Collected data
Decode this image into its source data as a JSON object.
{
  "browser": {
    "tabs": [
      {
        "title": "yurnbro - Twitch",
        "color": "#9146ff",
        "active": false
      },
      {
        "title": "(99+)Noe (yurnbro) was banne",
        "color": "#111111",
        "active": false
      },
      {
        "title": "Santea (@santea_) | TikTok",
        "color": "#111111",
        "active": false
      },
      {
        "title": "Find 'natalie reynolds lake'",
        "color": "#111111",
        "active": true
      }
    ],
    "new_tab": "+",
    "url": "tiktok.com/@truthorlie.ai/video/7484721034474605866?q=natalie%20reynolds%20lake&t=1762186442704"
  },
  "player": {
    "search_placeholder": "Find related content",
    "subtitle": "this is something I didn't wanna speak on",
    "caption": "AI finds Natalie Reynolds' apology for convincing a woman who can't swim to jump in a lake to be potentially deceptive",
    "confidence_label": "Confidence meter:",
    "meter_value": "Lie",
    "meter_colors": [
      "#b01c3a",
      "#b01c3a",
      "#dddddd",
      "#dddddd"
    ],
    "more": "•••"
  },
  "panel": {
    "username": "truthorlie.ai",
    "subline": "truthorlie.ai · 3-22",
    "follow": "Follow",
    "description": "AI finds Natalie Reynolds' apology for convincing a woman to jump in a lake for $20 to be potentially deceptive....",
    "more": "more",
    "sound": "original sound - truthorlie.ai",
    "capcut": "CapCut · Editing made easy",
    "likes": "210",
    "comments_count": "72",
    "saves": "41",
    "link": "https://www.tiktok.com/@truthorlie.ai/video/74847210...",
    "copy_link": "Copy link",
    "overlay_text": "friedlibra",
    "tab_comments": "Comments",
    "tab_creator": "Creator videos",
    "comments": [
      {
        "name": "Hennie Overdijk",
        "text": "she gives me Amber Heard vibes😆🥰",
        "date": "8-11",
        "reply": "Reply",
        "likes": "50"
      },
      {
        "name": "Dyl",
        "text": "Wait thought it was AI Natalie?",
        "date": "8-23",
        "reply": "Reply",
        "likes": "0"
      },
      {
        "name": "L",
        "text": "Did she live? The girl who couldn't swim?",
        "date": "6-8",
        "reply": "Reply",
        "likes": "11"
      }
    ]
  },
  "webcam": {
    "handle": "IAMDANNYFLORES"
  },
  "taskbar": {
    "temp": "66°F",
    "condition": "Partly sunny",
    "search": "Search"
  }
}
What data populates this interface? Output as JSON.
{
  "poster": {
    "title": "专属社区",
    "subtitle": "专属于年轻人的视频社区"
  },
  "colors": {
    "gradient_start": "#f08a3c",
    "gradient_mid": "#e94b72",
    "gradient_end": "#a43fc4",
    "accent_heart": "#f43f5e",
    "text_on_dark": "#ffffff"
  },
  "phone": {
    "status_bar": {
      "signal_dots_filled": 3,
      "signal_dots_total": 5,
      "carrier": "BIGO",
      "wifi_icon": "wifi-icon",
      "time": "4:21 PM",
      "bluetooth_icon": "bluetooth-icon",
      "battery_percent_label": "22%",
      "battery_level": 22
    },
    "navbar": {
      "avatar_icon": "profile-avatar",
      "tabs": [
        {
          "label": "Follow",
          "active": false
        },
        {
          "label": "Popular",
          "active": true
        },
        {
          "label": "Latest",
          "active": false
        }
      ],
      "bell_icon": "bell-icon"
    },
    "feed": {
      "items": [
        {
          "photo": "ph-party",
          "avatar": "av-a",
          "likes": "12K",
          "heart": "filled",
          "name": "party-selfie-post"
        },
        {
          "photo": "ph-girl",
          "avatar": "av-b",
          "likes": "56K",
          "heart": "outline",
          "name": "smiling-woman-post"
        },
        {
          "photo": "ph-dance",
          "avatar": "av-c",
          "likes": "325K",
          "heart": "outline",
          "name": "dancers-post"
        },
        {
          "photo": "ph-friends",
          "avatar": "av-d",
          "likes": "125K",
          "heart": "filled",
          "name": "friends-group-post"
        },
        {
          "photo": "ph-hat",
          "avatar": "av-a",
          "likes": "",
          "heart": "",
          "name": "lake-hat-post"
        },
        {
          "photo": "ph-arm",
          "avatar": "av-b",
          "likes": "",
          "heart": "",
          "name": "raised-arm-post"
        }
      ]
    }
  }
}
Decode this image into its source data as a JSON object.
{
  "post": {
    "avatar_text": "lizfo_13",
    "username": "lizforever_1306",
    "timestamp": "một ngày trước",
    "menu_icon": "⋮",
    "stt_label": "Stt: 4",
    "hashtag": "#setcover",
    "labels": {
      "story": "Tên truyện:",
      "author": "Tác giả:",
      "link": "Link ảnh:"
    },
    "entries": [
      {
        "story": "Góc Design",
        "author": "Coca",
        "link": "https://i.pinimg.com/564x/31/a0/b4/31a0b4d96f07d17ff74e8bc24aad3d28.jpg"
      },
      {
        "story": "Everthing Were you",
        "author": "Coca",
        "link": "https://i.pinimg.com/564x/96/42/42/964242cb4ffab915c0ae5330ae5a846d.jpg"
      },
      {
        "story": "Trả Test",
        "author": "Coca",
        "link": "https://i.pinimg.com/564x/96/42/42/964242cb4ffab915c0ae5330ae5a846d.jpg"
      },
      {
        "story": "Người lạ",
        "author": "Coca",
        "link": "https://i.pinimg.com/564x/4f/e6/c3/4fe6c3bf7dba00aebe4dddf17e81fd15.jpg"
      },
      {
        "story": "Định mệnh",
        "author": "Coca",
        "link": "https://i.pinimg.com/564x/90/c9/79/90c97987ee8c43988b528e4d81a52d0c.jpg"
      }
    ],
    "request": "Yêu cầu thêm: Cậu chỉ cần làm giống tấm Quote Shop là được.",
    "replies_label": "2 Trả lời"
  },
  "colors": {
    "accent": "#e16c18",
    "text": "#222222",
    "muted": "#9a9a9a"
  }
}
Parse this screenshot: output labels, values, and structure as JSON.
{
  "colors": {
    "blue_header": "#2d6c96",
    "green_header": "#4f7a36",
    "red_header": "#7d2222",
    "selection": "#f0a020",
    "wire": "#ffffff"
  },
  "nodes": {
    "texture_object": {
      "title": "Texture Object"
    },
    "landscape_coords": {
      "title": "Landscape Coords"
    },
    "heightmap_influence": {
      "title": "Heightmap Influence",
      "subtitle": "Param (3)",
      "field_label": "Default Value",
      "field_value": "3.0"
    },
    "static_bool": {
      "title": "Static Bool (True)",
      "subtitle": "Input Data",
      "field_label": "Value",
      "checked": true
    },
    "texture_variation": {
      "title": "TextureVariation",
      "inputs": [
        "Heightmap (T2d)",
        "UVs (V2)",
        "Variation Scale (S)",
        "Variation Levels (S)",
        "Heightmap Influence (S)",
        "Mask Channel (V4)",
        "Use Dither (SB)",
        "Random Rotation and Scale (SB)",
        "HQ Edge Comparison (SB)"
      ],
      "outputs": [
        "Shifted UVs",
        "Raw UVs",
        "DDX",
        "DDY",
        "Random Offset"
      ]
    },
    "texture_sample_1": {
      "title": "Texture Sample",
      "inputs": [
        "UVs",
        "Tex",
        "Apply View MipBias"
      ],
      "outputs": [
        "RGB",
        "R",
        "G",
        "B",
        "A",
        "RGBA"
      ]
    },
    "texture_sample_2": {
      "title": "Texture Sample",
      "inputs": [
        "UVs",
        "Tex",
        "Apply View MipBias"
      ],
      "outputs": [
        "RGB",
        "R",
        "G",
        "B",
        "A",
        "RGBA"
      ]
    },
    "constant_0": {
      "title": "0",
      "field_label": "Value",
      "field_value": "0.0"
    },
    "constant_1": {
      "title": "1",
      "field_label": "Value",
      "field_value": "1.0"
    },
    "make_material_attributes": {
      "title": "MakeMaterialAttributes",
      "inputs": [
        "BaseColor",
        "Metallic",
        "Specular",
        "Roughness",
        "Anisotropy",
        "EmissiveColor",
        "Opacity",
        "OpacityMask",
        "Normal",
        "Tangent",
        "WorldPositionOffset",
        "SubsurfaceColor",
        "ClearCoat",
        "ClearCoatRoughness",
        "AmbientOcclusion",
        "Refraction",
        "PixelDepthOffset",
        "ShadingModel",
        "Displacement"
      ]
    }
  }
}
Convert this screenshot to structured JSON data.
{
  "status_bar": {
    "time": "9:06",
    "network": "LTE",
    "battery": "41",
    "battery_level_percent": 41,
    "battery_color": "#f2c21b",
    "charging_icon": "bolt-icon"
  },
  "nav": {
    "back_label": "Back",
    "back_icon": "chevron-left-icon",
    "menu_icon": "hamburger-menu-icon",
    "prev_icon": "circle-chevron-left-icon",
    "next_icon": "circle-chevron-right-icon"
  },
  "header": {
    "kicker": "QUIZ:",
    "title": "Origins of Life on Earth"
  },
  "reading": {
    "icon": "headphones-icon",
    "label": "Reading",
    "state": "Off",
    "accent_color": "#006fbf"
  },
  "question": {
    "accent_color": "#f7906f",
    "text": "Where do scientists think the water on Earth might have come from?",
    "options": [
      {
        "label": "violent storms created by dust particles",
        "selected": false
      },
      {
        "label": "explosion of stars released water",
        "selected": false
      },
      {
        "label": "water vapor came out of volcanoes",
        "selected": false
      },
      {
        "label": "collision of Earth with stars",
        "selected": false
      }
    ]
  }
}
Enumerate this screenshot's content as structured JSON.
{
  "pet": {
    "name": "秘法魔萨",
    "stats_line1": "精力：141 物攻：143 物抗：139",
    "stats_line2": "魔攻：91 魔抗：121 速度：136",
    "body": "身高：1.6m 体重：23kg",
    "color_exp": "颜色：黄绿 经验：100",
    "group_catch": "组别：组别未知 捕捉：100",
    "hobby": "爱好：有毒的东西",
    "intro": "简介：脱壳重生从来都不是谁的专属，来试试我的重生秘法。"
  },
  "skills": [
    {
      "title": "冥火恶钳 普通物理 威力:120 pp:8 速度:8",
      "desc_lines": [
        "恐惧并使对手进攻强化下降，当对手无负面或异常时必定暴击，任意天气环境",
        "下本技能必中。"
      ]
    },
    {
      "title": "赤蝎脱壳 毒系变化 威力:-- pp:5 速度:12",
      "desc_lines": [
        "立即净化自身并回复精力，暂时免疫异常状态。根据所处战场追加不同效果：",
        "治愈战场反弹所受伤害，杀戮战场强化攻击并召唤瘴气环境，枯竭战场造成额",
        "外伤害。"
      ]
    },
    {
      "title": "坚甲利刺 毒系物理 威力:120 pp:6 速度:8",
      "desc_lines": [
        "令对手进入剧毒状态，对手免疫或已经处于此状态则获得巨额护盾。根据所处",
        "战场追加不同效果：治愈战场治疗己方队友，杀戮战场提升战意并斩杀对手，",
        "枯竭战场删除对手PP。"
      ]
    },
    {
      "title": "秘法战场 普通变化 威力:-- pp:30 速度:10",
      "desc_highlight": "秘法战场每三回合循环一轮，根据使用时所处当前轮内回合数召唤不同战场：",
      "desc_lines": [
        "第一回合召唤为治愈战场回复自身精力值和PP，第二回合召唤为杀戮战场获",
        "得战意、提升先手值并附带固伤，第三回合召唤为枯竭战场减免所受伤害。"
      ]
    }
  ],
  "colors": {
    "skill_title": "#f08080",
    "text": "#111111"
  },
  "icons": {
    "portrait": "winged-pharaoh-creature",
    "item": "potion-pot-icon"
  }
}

WHAT IS NEEDED: Say how many lines hold the word "Scale", giving the number and nothing else.

TASK SOLUTION: 2